##### PROVIDED MATERIAL

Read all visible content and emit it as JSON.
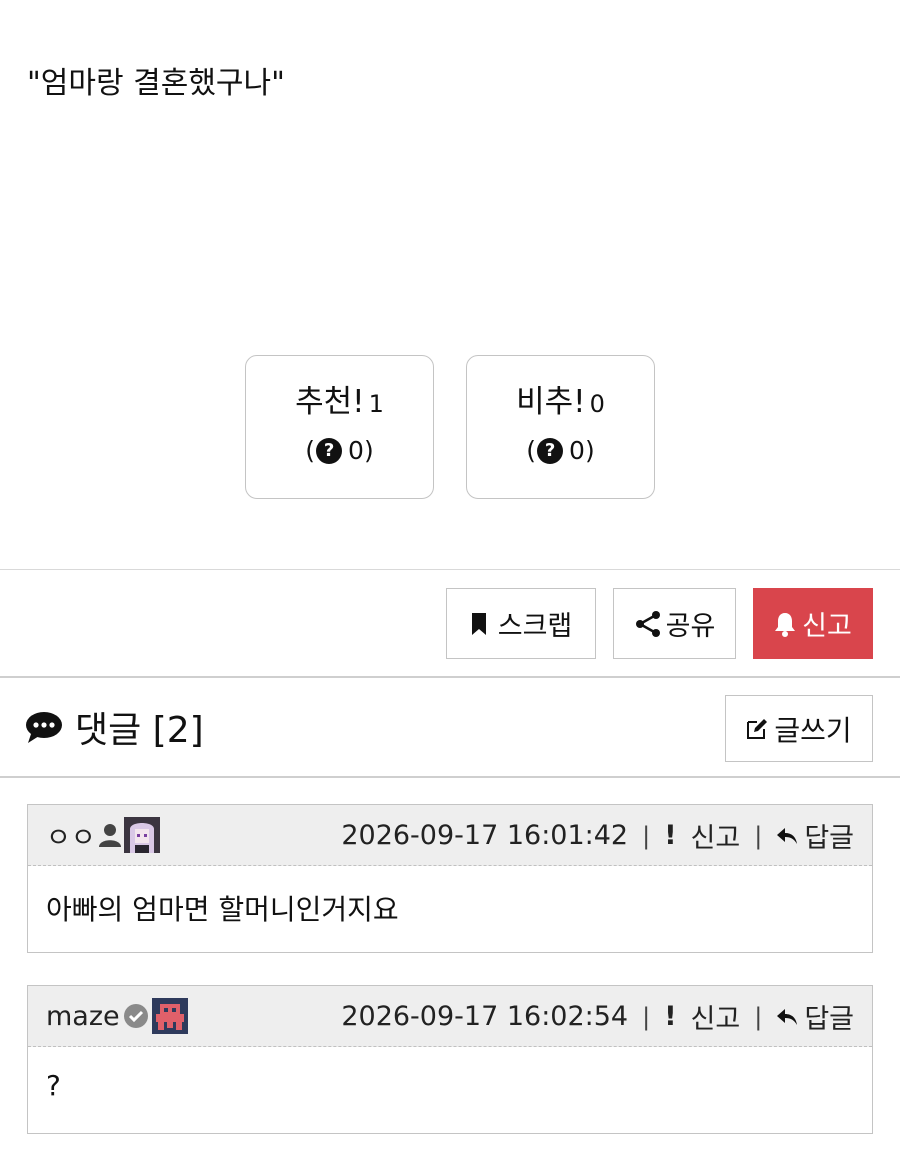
{
  "post": {
    "text": "\"엄마랑 결혼했구나\""
  },
  "votes": {
    "up": {
      "label": "추천!",
      "count": "1",
      "sub_open": "(",
      "sub_count": "0)"
    },
    "down": {
      "label": "비추!",
      "count": "0",
      "sub_open": "(",
      "sub_count": "0)"
    }
  },
  "actions": {
    "scrap": "스크랩",
    "share": "공유",
    "report": "신고",
    "report_color": "#d9454c"
  },
  "comments_section": {
    "title": "댓글 [2]",
    "write": "글쓰기"
  },
  "comments": [
    {
      "author": "ㅇㅇ",
      "timestamp": "2026-09-17 16:01:42",
      "report": "신고",
      "reply": "답글",
      "body": "아빠의 엄마면 할머니인거지요"
    },
    {
      "author": "maze",
      "timestamp": "2026-09-17 16:02:54",
      "report": "신고",
      "reply": "답글",
      "body": "?"
    }
  ],
  "icons": {
    "bookmark": "bookmark-icon",
    "share": "share-icon",
    "bell": "bell-icon",
    "chat": "chat-bubble-icon",
    "edit": "edit-icon",
    "question": "question-circle-icon",
    "reply": "reply-arrow-icon"
  }
}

##########

Write out every record above exactly as it stands, but leave out the pictures.

Read all visible content and emit it as JSON.
{
  "post": {
    "text": "\"엄마랑 결혼했구나\""
  },
  "votes": {
    "up": {
      "label": "추천!",
      "count": "1",
      "sub_open": "(",
      "sub_count": "0)"
    },
    "down": {
      "label": "비추!",
      "count": "0",
      "sub_open": "(",
      "sub_count": "0)"
    }
  },
  "actions": {
    "scrap": "스크랩",
    "share": "공유",
    "report": "신고",
    "report_color": "#d9454c"
  },
  "comments_section": {
    "title": "댓글 [2]",
    "write": "글쓰기"
  },
  "comments": [
    {
      "author": "ㅇㅇ",
      "timestamp": "2026-09-17 16:01:42",
      "report": "신고",
      "reply": "답글",
      "body": "아빠의 엄마면 할머니인거지요"
    },
    {
      "author": "maze",
      "timestamp": "2026-09-17 16:02:54",
      "report": "신고",
      "reply": "답글",
      "body": "?"
    }
  ],
  "icons": {
    "bookmark": "bookmark-icon",
    "share": "share-icon",
    "bell": "bell-icon",
    "chat": "chat-bubble-icon",
    "edit": "edit-icon",
    "question": "question-circle-icon",
    "reply": "reply-arrow-icon"
  }
}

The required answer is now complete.